Recorded data:
********

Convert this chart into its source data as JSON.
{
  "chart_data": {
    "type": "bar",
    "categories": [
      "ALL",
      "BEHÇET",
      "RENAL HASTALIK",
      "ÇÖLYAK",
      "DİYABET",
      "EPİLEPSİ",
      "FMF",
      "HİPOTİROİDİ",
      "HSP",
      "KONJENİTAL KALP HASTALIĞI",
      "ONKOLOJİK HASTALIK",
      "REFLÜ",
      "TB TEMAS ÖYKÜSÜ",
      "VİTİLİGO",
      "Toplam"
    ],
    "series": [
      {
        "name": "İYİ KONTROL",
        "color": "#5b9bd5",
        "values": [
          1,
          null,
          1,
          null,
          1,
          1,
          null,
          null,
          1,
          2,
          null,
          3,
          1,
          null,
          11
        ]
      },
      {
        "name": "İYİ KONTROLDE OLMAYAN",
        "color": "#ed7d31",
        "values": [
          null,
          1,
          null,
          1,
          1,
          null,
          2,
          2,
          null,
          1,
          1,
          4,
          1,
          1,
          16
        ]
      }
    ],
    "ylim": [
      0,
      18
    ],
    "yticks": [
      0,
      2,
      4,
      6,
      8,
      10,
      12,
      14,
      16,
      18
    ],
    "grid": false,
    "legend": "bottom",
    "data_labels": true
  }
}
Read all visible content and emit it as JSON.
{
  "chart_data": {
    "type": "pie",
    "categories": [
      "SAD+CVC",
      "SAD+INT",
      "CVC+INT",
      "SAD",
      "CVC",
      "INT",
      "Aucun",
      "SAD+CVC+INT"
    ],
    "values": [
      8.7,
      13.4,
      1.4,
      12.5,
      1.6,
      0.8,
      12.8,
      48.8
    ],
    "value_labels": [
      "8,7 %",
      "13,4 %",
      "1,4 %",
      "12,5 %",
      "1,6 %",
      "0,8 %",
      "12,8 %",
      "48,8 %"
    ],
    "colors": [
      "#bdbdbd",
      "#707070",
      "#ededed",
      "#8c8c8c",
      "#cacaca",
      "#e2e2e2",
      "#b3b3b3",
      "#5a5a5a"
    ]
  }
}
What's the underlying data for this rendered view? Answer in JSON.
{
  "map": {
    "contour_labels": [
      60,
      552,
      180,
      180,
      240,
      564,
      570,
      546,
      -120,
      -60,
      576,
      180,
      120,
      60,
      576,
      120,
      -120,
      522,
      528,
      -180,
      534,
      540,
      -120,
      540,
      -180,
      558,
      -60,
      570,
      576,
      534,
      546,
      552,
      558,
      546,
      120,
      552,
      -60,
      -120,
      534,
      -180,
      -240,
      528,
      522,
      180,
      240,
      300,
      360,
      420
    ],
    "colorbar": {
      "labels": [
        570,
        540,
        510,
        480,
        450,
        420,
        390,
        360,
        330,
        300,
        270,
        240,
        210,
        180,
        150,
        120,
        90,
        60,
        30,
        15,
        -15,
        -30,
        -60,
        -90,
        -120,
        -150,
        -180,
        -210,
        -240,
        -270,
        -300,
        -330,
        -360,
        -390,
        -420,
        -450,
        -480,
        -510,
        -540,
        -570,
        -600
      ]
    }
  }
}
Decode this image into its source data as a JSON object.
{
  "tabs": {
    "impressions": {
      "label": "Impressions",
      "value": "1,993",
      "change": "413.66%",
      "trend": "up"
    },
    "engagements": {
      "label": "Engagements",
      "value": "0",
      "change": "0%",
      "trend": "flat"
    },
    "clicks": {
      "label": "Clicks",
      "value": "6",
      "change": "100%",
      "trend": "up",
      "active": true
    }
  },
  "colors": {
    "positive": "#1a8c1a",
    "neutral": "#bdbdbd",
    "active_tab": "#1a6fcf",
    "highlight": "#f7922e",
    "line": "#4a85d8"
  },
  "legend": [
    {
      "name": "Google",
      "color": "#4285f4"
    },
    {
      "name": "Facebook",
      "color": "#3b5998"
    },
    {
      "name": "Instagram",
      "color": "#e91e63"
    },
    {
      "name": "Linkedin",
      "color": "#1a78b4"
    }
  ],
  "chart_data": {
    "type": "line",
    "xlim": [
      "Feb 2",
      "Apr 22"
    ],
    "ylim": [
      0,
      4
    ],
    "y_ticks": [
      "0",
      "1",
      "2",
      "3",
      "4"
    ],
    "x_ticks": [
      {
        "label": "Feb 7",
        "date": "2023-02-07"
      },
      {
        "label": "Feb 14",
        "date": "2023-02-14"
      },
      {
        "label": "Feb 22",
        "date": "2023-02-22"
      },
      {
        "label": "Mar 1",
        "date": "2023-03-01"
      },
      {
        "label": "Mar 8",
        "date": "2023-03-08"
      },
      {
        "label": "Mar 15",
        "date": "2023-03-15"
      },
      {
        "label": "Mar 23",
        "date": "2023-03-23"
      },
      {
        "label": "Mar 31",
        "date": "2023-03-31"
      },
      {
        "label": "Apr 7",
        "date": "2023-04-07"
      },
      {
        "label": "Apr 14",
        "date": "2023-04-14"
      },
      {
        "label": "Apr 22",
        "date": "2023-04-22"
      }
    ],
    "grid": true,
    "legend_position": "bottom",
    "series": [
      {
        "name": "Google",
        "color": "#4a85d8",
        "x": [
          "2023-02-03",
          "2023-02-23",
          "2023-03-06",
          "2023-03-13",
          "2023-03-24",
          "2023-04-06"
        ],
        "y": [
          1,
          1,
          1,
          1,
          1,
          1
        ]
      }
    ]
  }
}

********

INSTRUCTION: Search the data for the string "true" and copy each line where it appears.

OUTPUT FOR THIS EXERCISE:
    "data_labels": true
      "active": true
    "grid": true,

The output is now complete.